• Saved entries
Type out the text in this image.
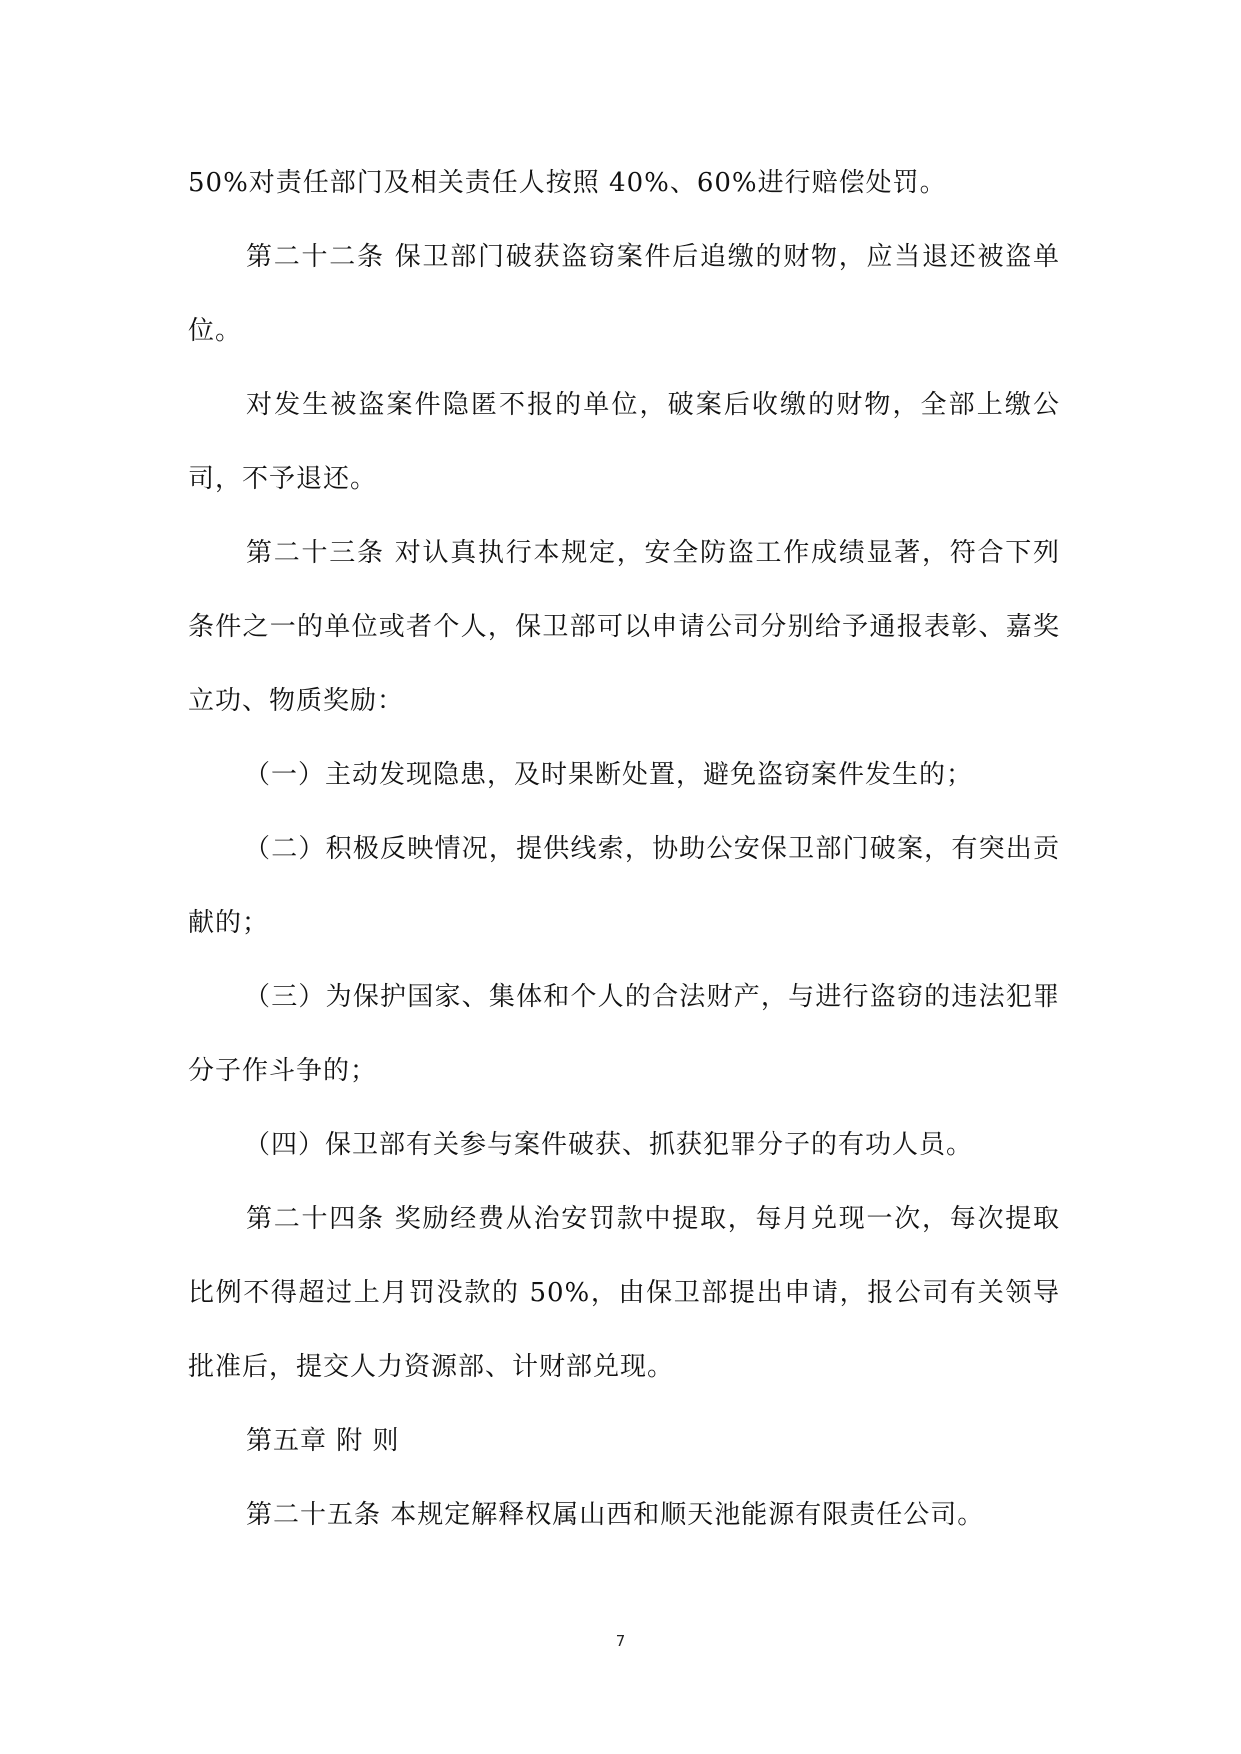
50%对责任部门及相关责任人按照 40%、60%进行赔偿处罚。

第二十二条 保卫部门破获盗窃案件后追缴的财物，应当退还被盗单位。

对发生被盗案件隐匿不报的单位，破案后收缴的财物，全部上缴公司，不予退还。

第二十三条 对认真执行本规定，安全防盗工作成绩显著，符合下列条件之一的单位或者个人，保卫部可以申请公司分别给予通报表彰、嘉奖立功、物质奖励：

（一）主动发现隐患，及时果断处置，避免盗窃案件发生的；

（二）积极反映情况，提供线索，协助公安保卫部门破案，有突出贡献的；

（三）为保护国家、集体和个人的合法财产，与进行盗窃的违法犯罪分子作斗争的；

（四）保卫部有关参与案件破获、抓获犯罪分子的有功人员。

第二十四条 奖励经费从治安罚款中提取，每月兑现一次，每次提取比例不得超过上月罚没款的 50%，由保卫部提出申请，报公司有关领导批准后，提交人力资源部、计财部兑现。

第五章 附 则

第二十五条 本规定解释权属山西和顺天池能源有限责任公司。

7
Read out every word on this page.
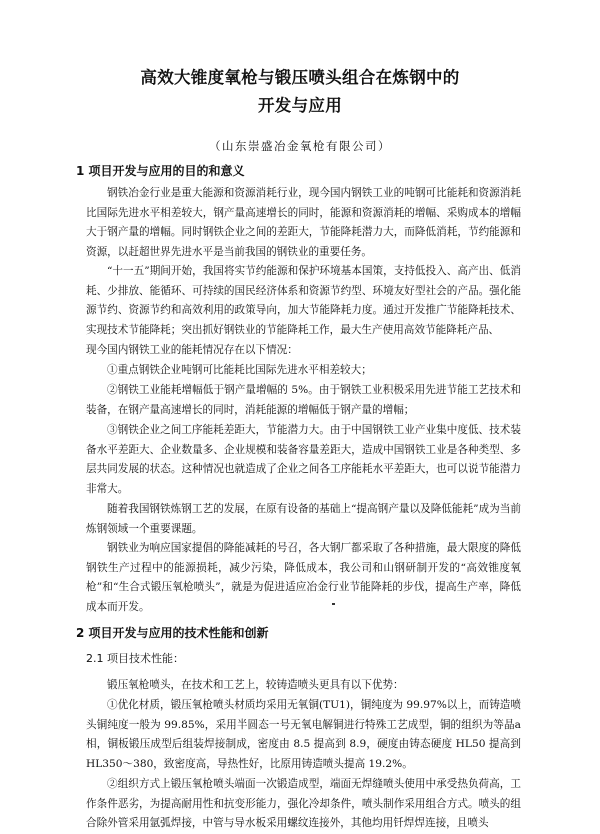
高效大锥度氧枪与锻压喷头组合在炼钢中的
开发与应用
（山东崇盛冶金氧枪有限公司）
1 项目开发与应用的目的和意义
钢铁冶金行业是重大能源和资源消耗行业，现今国内钢铁工业的吨钢可比能耗和资源消耗比国际先进水平相差较大，钢产量高速增长的同时，能源和资源消耗的增幅、采购成本的增幅大于钢产量的增幅。同时钢铁企业之间的差距大，节能降耗潜力大，而降低消耗，节约能源和资源，以赶超世界先进水平是当前我国的钢铁业的重要任务。
“十一五”期间开始，我国将实节约能源和保护环境基本国策，支持低投入、高产出、低消耗、少排放、能循环、可持续的国民经济体系和资源节约型、环境友好型社会的产品。强化能源节约、资源节约和高效利用的政策导向，加大节能降耗力度。通过开发推广节能降耗技术、实现技术节能降耗；突出抓好钢铁业的节能降耗工作，最大生产使用高效节能降耗产品、
现今国内钢铁工业的能耗情况存在以下情况：
①重点钢铁企业吨钢可比能耗比国际先进水平相差较大；
②钢铁工业能耗增幅低于钢产量增幅的 5%。由于钢铁工业积极采用先进节能工艺技术和装备，在钢产量高速增长的同时，消耗能源的增幅低于钢产量的增幅；
③钢铁企业之间工序能耗差距大，节能潜力大。由于中国钢铁工业产业集中度低、技术装备水平差距大、企业数量多、企业规模和装备容量差距大，造成中国钢铁工业是各种类型、多层共同发展的状态。这种情况也就造成了企业之间各工序能耗水平差距大，也可以说节能潜力非常大。
随着我国钢铁炼钢工艺的发展，在原有设备的基础上“提高钢产量以及降低能耗”成为当前炼钢领域一个重要课题。
钢铁业为响应国家提倡的降能减耗的号召，各大钢厂都采取了各种措施，最大限度的降低钢铁生产过程中的能源损耗，减少污染，降低成本，我公司和山钢研制开发的“高效锥度氧枪”和“生合式锻压氧枪喷头”，就是为促进适应冶金行业节能降耗的步伐，提高生产率，降低成本而开发。
2 项目开发与应用的技术性能和创新
2.1 项目技术性能：
锻压氧枪喷头，在技术和工艺上，较铸造喷头更具有以下优势：
①优化材质，锻压氧枪喷头材质均采用无氧铜(TU1)，铜纯度为 99.97%以上，而铸造喷头铜纯度一般为 99.85%，采用半圆态一号无氧电解铜进行特殊工艺成型，铜的组织为等晶a 相，铜板锻压成型后组装焊接制成，密度由 8.5 提高到 8.9，硬度由铸态硬度 HL50 提高到 HL350～380，致密度高，导热性好，比原用铸造喷头提高 19.2%。
②组织方式上锻压氧枪喷头端面一次锻造成型，端面无焊缝喷头使用中承受热负荷高，工作条件恶劣，为提高耐用性和抗变形能力，强化冷却条件，喷头制作采用组合方式。喷头的组合除外管采用氩弧焊接，中管与导水板采用螺纹连接外，其他均用钎焊焊连接，且喷头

• Exercise description
All lines of the data above that include the word "this" must be shown.

• Finished answer
Type out the text in this image.
Read out every word on this page.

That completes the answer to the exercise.